TO BE DONE |
List each line of the data that holds the string "location", please.

-------- DATA ROWS

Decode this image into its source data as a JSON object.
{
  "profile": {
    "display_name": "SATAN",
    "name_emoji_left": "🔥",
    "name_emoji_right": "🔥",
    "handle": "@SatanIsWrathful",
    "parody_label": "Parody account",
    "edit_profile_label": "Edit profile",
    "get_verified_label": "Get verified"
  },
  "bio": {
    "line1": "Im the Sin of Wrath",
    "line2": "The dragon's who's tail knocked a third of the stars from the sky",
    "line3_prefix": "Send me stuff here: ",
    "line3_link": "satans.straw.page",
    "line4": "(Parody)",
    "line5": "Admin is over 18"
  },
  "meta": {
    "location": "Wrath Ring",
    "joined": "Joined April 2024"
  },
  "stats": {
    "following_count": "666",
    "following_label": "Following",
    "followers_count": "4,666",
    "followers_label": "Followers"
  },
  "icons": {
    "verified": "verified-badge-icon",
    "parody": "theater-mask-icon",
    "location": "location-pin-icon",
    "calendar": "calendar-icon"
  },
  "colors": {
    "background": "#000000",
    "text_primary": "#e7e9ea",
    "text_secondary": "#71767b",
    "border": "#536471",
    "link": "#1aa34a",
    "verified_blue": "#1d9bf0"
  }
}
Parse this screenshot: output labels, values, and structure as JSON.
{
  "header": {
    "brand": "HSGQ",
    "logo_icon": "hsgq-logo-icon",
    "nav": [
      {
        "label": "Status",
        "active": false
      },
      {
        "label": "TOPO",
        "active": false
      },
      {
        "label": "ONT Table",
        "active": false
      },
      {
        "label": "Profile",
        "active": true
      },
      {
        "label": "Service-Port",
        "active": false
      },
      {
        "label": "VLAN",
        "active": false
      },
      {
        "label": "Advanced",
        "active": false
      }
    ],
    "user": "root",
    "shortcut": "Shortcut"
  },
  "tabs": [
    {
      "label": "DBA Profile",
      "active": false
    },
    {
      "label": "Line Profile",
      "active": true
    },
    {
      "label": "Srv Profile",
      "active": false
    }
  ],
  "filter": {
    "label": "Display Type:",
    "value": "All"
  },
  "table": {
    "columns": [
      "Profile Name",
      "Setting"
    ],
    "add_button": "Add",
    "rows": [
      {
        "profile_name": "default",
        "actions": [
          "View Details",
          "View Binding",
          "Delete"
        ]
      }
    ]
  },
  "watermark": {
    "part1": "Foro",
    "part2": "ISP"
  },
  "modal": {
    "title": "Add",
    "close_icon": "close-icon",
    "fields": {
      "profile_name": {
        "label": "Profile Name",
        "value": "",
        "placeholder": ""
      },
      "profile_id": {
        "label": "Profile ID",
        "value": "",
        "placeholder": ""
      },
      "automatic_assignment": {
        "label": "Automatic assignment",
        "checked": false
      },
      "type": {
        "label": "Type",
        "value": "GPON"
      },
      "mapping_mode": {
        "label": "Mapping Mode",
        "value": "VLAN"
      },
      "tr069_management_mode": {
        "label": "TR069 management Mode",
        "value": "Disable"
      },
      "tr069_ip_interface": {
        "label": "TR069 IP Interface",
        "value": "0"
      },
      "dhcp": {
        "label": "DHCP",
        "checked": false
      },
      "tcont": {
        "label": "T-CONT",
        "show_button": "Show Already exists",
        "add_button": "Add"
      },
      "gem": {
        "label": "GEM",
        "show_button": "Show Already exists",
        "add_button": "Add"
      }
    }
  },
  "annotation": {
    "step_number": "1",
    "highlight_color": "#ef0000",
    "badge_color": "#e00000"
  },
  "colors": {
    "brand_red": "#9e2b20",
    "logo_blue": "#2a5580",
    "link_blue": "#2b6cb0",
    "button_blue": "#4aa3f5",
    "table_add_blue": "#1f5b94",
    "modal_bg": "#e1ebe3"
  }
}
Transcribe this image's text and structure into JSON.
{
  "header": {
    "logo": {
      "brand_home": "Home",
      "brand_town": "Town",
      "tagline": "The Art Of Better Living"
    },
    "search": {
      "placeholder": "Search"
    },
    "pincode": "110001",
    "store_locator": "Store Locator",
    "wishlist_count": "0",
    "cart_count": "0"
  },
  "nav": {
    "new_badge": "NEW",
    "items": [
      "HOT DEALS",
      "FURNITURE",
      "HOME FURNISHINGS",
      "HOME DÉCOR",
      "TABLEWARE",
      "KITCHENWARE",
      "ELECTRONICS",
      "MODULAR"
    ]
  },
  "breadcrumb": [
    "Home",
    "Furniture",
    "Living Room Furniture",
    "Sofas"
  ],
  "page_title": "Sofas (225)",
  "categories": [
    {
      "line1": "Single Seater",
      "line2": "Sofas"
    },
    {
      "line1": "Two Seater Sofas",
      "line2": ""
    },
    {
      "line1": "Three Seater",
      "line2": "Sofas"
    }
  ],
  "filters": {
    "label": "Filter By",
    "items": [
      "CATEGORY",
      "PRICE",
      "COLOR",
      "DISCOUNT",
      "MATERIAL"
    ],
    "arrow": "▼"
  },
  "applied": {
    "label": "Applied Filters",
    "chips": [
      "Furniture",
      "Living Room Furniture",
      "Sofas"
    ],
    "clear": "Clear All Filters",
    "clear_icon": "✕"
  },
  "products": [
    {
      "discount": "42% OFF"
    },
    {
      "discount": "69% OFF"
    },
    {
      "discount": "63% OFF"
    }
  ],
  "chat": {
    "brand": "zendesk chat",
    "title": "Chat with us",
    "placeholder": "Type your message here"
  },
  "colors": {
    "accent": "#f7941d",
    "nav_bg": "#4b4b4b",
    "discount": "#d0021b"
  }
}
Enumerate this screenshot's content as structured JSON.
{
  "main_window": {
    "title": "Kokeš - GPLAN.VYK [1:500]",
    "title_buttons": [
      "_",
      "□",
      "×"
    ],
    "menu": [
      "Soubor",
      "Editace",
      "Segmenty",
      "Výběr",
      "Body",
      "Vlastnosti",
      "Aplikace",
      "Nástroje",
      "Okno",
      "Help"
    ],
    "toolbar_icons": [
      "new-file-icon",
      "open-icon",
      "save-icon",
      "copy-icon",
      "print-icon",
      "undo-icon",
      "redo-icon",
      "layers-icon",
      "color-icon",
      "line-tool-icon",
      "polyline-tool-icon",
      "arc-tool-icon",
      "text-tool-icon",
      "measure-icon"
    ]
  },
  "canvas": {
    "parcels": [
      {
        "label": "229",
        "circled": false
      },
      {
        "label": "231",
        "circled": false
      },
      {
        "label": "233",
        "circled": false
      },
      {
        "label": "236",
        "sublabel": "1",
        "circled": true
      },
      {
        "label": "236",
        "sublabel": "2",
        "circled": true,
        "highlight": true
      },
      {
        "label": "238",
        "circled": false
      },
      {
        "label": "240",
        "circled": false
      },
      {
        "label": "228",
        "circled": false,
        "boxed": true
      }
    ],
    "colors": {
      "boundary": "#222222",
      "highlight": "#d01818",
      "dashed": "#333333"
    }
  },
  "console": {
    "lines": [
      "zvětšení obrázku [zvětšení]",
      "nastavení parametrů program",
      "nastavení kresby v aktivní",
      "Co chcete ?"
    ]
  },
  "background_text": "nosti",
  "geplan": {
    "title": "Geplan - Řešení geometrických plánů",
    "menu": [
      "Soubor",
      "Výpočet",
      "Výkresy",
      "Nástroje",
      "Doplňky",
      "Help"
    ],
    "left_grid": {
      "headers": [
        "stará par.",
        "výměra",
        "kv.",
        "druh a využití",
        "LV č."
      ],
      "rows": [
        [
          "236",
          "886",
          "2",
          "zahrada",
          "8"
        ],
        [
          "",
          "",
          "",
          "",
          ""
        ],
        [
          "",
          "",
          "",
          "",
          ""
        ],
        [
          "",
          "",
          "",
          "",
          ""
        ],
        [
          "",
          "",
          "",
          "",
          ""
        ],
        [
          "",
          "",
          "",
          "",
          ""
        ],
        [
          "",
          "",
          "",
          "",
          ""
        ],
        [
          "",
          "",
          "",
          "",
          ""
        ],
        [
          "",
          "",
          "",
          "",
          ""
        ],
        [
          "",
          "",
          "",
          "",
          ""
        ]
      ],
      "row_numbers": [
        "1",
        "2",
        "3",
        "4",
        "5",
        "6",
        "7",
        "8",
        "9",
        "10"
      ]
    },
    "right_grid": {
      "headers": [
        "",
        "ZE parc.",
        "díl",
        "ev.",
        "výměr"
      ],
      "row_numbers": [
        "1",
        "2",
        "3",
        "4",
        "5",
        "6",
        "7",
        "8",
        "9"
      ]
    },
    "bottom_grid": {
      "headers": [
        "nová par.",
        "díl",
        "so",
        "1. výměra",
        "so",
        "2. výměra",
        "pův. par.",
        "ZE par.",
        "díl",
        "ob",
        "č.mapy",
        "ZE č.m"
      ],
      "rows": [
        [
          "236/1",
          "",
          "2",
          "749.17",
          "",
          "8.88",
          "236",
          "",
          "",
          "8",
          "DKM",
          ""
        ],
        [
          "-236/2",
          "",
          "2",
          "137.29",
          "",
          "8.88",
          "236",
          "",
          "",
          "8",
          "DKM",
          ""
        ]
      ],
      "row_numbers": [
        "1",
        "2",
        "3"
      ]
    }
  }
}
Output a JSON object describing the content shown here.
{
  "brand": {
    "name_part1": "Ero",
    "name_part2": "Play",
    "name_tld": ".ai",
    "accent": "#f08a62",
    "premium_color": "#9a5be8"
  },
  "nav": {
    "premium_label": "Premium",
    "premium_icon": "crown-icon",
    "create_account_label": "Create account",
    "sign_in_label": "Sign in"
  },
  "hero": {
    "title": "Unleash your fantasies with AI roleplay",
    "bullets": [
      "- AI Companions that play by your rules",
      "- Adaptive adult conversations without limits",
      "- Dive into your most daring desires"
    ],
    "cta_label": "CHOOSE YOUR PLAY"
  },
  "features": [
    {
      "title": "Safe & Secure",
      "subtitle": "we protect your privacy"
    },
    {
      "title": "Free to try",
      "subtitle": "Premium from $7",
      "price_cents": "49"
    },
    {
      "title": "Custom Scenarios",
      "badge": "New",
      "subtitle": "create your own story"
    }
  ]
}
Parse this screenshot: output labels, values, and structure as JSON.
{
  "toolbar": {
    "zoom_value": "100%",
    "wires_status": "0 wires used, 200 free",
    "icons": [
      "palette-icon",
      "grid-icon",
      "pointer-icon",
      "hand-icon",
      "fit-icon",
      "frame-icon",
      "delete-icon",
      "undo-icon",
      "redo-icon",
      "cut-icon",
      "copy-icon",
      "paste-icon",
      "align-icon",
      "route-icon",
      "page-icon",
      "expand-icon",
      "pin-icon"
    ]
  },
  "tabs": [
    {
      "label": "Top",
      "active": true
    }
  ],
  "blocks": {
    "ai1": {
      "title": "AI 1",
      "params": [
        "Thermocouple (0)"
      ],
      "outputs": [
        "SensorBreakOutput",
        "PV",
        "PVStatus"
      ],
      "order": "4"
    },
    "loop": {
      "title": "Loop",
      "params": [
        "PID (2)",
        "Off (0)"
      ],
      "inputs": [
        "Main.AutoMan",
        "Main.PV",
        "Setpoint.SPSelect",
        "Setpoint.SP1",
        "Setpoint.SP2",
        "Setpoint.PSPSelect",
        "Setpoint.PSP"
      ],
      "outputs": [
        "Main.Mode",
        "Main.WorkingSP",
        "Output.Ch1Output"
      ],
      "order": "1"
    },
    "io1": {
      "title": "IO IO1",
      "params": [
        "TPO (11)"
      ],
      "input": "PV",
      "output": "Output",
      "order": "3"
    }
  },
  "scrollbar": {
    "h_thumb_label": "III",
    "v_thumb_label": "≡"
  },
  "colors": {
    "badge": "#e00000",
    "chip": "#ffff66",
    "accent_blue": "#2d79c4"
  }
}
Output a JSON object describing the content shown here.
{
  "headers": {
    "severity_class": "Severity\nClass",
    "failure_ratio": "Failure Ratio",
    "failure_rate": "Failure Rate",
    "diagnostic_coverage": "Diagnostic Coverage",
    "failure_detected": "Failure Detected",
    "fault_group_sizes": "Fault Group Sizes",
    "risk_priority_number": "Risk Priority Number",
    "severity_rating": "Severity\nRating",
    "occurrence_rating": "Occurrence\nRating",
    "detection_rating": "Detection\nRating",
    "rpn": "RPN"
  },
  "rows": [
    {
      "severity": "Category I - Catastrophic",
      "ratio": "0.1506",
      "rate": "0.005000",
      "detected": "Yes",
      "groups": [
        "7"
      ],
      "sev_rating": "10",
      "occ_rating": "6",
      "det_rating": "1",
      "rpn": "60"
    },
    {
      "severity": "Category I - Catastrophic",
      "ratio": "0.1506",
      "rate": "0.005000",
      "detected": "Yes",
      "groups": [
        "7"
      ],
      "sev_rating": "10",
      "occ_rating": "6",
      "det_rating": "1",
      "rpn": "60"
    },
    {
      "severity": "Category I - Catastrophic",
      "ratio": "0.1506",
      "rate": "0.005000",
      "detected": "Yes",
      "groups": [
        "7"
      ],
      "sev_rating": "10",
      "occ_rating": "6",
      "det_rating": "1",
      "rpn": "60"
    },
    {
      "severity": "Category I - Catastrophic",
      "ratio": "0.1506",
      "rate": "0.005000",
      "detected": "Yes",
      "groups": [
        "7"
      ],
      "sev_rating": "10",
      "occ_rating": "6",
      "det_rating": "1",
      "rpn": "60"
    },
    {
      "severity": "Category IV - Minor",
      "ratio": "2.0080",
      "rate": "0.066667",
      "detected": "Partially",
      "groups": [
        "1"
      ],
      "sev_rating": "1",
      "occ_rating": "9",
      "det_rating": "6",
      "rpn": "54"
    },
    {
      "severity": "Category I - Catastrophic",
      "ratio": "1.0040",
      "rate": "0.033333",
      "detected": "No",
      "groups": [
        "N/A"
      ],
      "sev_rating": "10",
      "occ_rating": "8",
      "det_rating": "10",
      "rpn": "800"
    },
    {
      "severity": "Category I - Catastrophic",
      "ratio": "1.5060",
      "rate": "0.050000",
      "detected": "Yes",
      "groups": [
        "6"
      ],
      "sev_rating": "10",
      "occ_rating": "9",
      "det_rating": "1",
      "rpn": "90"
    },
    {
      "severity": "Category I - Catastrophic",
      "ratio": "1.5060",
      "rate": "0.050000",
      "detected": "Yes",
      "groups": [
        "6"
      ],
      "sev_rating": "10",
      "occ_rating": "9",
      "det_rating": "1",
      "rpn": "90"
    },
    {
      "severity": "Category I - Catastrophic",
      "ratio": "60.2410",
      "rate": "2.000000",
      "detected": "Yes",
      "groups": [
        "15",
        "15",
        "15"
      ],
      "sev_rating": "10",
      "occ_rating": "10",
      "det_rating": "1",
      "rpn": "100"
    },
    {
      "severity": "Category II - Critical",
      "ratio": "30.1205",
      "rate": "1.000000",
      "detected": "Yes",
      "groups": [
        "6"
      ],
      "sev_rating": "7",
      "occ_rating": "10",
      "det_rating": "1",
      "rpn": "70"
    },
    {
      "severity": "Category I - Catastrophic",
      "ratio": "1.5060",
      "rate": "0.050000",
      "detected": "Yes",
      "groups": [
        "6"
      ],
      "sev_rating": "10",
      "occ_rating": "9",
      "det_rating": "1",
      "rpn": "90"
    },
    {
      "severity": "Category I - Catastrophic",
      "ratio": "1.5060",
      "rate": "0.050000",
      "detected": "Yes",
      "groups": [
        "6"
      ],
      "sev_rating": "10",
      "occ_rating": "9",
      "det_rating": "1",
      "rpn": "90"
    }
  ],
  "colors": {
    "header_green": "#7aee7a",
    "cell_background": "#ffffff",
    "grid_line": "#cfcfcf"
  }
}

----------------

COMPLETED EXERCISE |
    "location": "Wrath Ring",
    "location": "location-pin-icon",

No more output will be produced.